→ DATA LINES
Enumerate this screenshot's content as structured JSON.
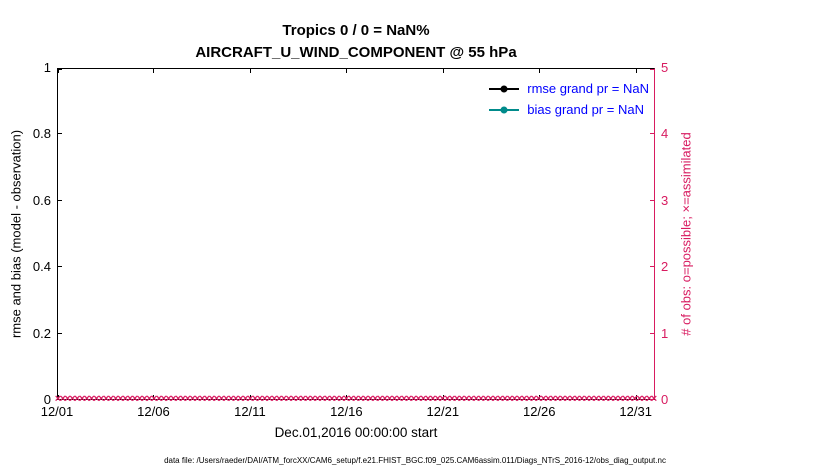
{
  "figure": {
    "title_line1": "Tropics 0 / 0 = NaN%",
    "title_line2": "AIRCRAFT_U_WIND_COMPONENT @ 55 hPa",
    "footer": "data file: /Users/raeder/DAI/ATM_forcXX/CAM6_setup/f.e21.FHIST_BGC.f09_025.CAM6assim.011/Diags_NTrS_2016-12/obs_diag_output.nc"
  },
  "colors": {
    "obs_axis_magenta": "#d81b60",
    "bias_teal": "#008b8b",
    "rmse_black": "#000000",
    "legend_text_blue": "#0000ff",
    "axis_black": "#000000"
  },
  "legend": {
    "items": [
      {
        "label": "rmse grand pr = NaN",
        "color": "#000000"
      },
      {
        "label": "bias grand pr = NaN",
        "color": "#008b8b"
      }
    ],
    "text_color": "#0000ff"
  },
  "chart_data": {
    "type": "line",
    "title": "Tropics 0 / 0 = NaN%",
    "subtitle": "AIRCRAFT_U_WIND_COMPONENT @ 55 hPa",
    "xlabel": "Dec.01,2016 00:00:00 start",
    "ylabel_left": "rmse and bias (model - observation)",
    "ylabel_right": "# of obs: o=possible; ×=assimilated",
    "x_tick_labels": [
      "12/01",
      "12/06",
      "12/11",
      "12/16",
      "12/21",
      "12/26",
      "12/31"
    ],
    "x_tick_days": [
      0,
      5,
      10,
      15,
      20,
      25,
      30
    ],
    "x_range_days": [
      0,
      31
    ],
    "y_left_ticks": [
      "0",
      "0.2",
      "0.4",
      "0.6",
      "0.8",
      "1"
    ],
    "y_left_range": [
      0,
      1
    ],
    "y_right_ticks": [
      "0",
      "1",
      "2",
      "3",
      "4",
      "5"
    ],
    "y_right_range": [
      0,
      5
    ],
    "grid": false,
    "legend_position": "top-right-inside",
    "series": [
      {
        "name": "rmse grand pr = NaN",
        "type": "line",
        "color": "#000000",
        "values": "NaN (no line plotted)"
      },
      {
        "name": "bias grand pr = NaN",
        "type": "line",
        "color": "#008b8b",
        "values": "NaN (no line plotted)"
      },
      {
        "name": "# of possible obs (o)",
        "type": "marker",
        "marker": "o",
        "color": "#d81b60",
        "constant_value": 0
      },
      {
        "name": "# of assimilated obs (x)",
        "type": "marker",
        "marker": "×",
        "color": "#d81b60",
        "constant_value": 0
      }
    ],
    "obs_marker_count": 125
  }
}
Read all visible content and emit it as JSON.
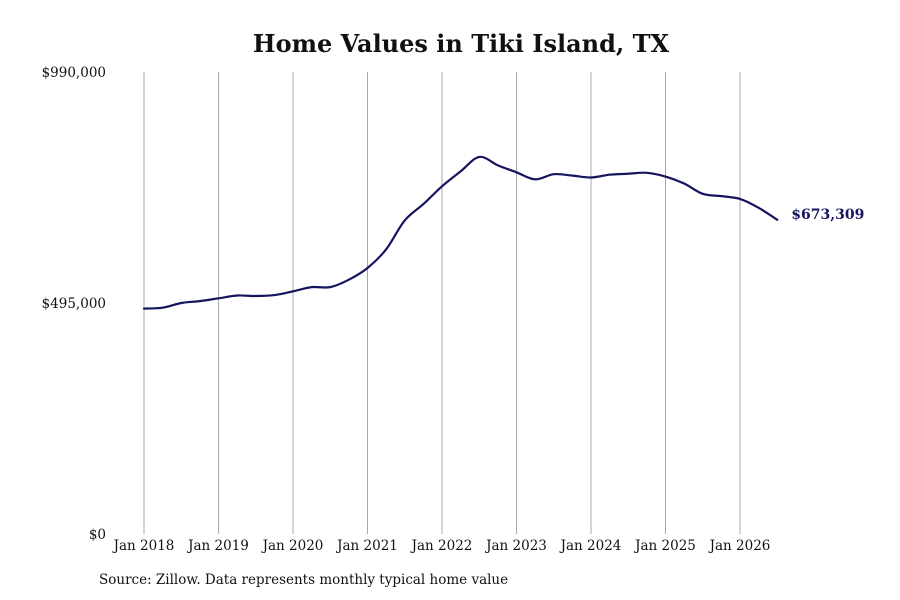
{
  "chart_data": {
    "type": "line",
    "title": "Home Values in Tiki Island, TX",
    "xlabel": "",
    "ylabel": "",
    "ylim": [
      0,
      990000
    ],
    "xlim": [
      "2018-01",
      "2026-07"
    ],
    "y_ticks": [
      {
        "value": 0,
        "label": "$0"
      },
      {
        "value": 495000,
        "label": "$495,000"
      },
      {
        "value": 990000,
        "label": "$990,000"
      }
    ],
    "x_ticks": [
      {
        "value": "2018-01",
        "label": "Jan 2018"
      },
      {
        "value": "2019-01",
        "label": "Jan 2019"
      },
      {
        "value": "2020-01",
        "label": "Jan 2020"
      },
      {
        "value": "2021-01",
        "label": "Jan 2021"
      },
      {
        "value": "2022-01",
        "label": "Jan 2022"
      },
      {
        "value": "2023-01",
        "label": "Jan 2023"
      },
      {
        "value": "2024-01",
        "label": "Jan 2024"
      },
      {
        "value": "2025-01",
        "label": "Jan 2025"
      },
      {
        "value": "2026-01",
        "label": "Jan 2026"
      }
    ],
    "grid": {
      "vertical": true,
      "horizontal": false
    },
    "line_color": "#15145e",
    "end_label": "$673,309",
    "series": [
      {
        "points": [
          {
            "x": "2018-01",
            "y": 483000
          },
          {
            "x": "2018-04",
            "y": 485000
          },
          {
            "x": "2018-07",
            "y": 495000
          },
          {
            "x": "2018-10",
            "y": 499000
          },
          {
            "x": "2019-01",
            "y": 505000
          },
          {
            "x": "2019-04",
            "y": 511000
          },
          {
            "x": "2019-07",
            "y": 510000
          },
          {
            "x": "2019-10",
            "y": 512000
          },
          {
            "x": "2020-01",
            "y": 520000
          },
          {
            "x": "2020-04",
            "y": 529000
          },
          {
            "x": "2020-07",
            "y": 529000
          },
          {
            "x": "2020-10",
            "y": 545000
          },
          {
            "x": "2021-01",
            "y": 570000
          },
          {
            "x": "2021-04",
            "y": 610000
          },
          {
            "x": "2021-07",
            "y": 672000
          },
          {
            "x": "2021-10",
            "y": 707000
          },
          {
            "x": "2022-01",
            "y": 745000
          },
          {
            "x": "2022-04",
            "y": 777000
          },
          {
            "x": "2022-07",
            "y": 808000
          },
          {
            "x": "2022-10",
            "y": 790000
          },
          {
            "x": "2023-01",
            "y": 775000
          },
          {
            "x": "2023-04",
            "y": 760000
          },
          {
            "x": "2023-07",
            "y": 771000
          },
          {
            "x": "2023-10",
            "y": 768000
          },
          {
            "x": "2024-01",
            "y": 764000
          },
          {
            "x": "2024-04",
            "y": 770000
          },
          {
            "x": "2024-07",
            "y": 772000
          },
          {
            "x": "2024-10",
            "y": 774000
          },
          {
            "x": "2025-01",
            "y": 766000
          },
          {
            "x": "2025-04",
            "y": 751000
          },
          {
            "x": "2025-07",
            "y": 729000
          },
          {
            "x": "2025-10",
            "y": 724000
          },
          {
            "x": "2026-01",
            "y": 718000
          },
          {
            "x": "2026-04",
            "y": 699000
          },
          {
            "x": "2026-07",
            "y": 673309
          }
        ]
      }
    ]
  },
  "source_note": "Source: Zillow. Data represents monthly typical home value"
}
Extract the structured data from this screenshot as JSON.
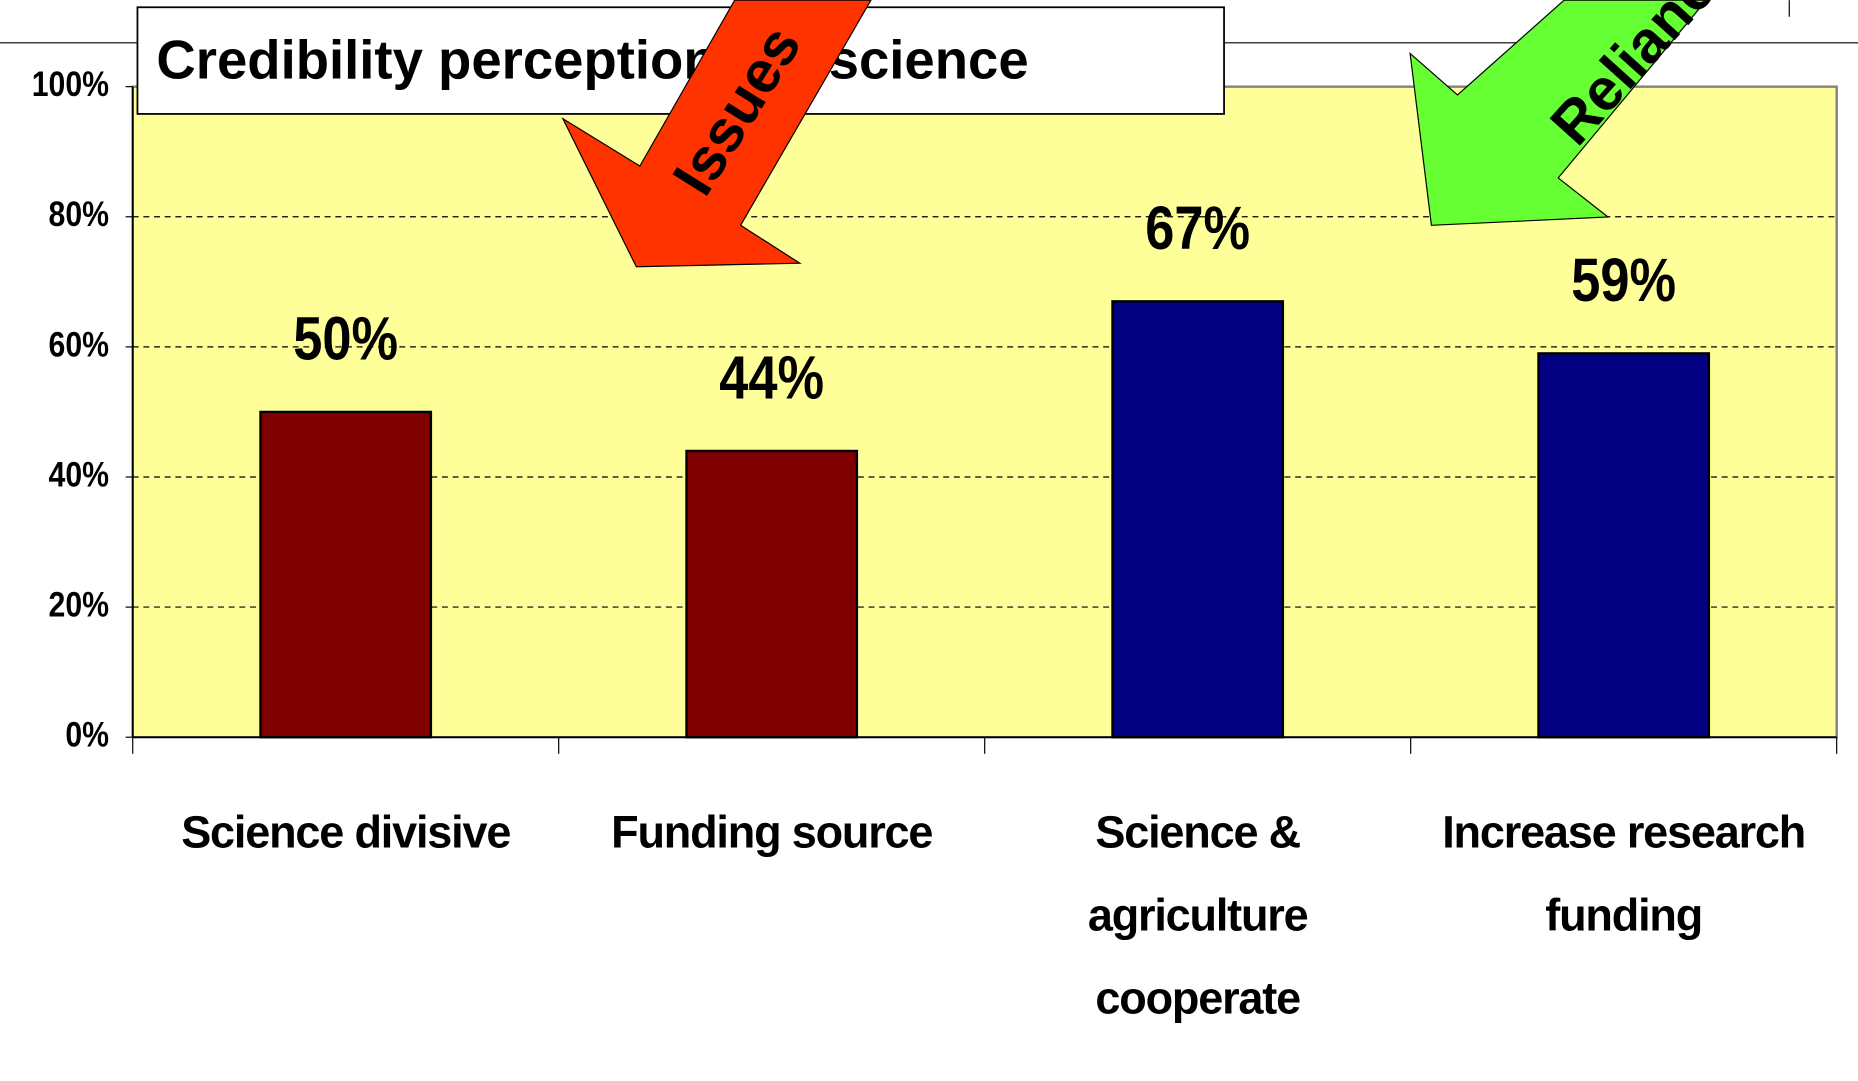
{
  "chart_data": {
    "type": "bar",
    "title": "Credibility perceptions of science",
    "categories": [
      "Science divisive",
      "Funding source",
      "Science & agriculture cooperate",
      "Increase research funding"
    ],
    "values": [
      50,
      44,
      67,
      59
    ],
    "value_labels": [
      "50%",
      "44%",
      "67%",
      "59%"
    ],
    "colors": [
      "#800000",
      "#800000",
      "#000080",
      "#000080"
    ],
    "ylim": [
      0,
      100
    ],
    "yticks": [
      {
        "value": 0,
        "label": "0%"
      },
      {
        "value": 20,
        "label": "20%"
      },
      {
        "value": 40,
        "label": "40%"
      },
      {
        "value": 60,
        "label": "60%"
      },
      {
        "value": 80,
        "label": "80%"
      },
      {
        "value": 100,
        "label": "100%"
      }
    ],
    "grid": true,
    "plot_background": "#ffff99",
    "annotations": [
      "Issues",
      "Reliance"
    ]
  }
}
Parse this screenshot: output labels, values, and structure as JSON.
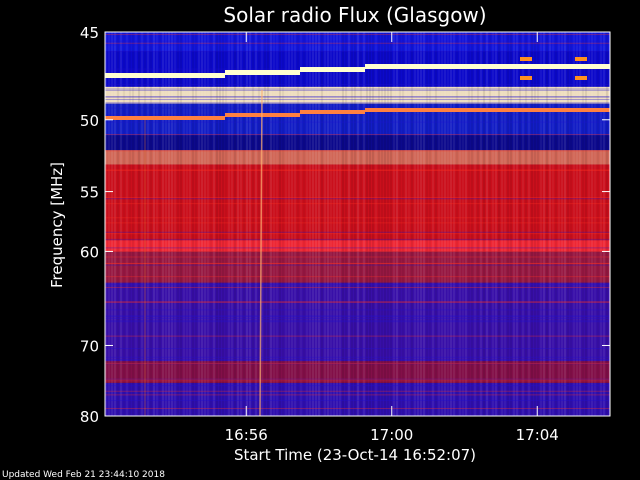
{
  "chart_data": {
    "type": "heatmap",
    "title": "Solar radio Flux (Glasgow)",
    "ylabel": "Frequency [MHz]",
    "xlabel": "Start Time (23-Oct-14 16:52:07)",
    "x_start": "16:52:07",
    "x_end": "17:06:00",
    "x_ticks": [
      {
        "time": "16:56",
        "label": "16:56"
      },
      {
        "time": "17:00",
        "label": "17:00"
      },
      {
        "time": "17:04",
        "label": "17:04"
      }
    ],
    "ylim": [
      45,
      80
    ],
    "y_ticks": [
      {
        "value": 45,
        "label": "45"
      },
      {
        "value": 50,
        "label": "50"
      },
      {
        "value": 55,
        "label": "55"
      },
      {
        "value": 60,
        "label": "60"
      },
      {
        "value": 70,
        "label": "70"
      },
      {
        "value": 80,
        "label": "80"
      }
    ],
    "bands": [
      {
        "from": 45,
        "to": 46,
        "color": "#1018e0"
      },
      {
        "from": 46,
        "to": 48,
        "color": "#0a0acd"
      },
      {
        "from": 48,
        "to": 49,
        "color": "#fff0c0"
      },
      {
        "from": 49,
        "to": 51,
        "color": "#1020c8"
      },
      {
        "from": 51,
        "to": 52,
        "color": "#0a0a8a"
      },
      {
        "from": 52,
        "to": 53,
        "color": "#e07050"
      },
      {
        "from": 53,
        "to": 59,
        "color": "#d81010"
      },
      {
        "from": 59,
        "to": 60,
        "color": "#ff2a2a"
      },
      {
        "from": 60,
        "to": 63,
        "color": "#a01a3a"
      },
      {
        "from": 63,
        "to": 72,
        "color": "#3a10a8"
      },
      {
        "from": 72,
        "to": 75,
        "color": "#8a1040"
      },
      {
        "from": 75,
        "to": 80,
        "color": "#3010b0"
      }
    ],
    "colors": {
      "hot": "#ff2020",
      "cold": "#1010c0",
      "line": "#ffffd0"
    }
  },
  "footer": "Updated Wed Feb 21 23:44:10 2018"
}
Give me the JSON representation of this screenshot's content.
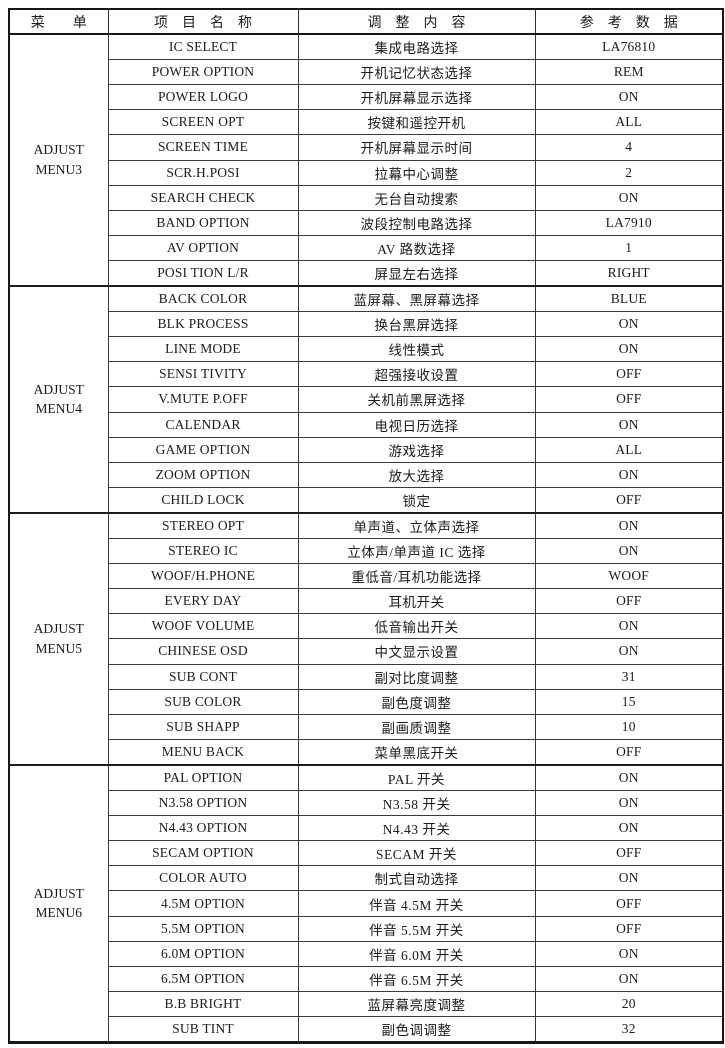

→ WRITTEN REQUEST
Only the number is needed here: how many lines of the records contain "structured"?

→ REPLY
2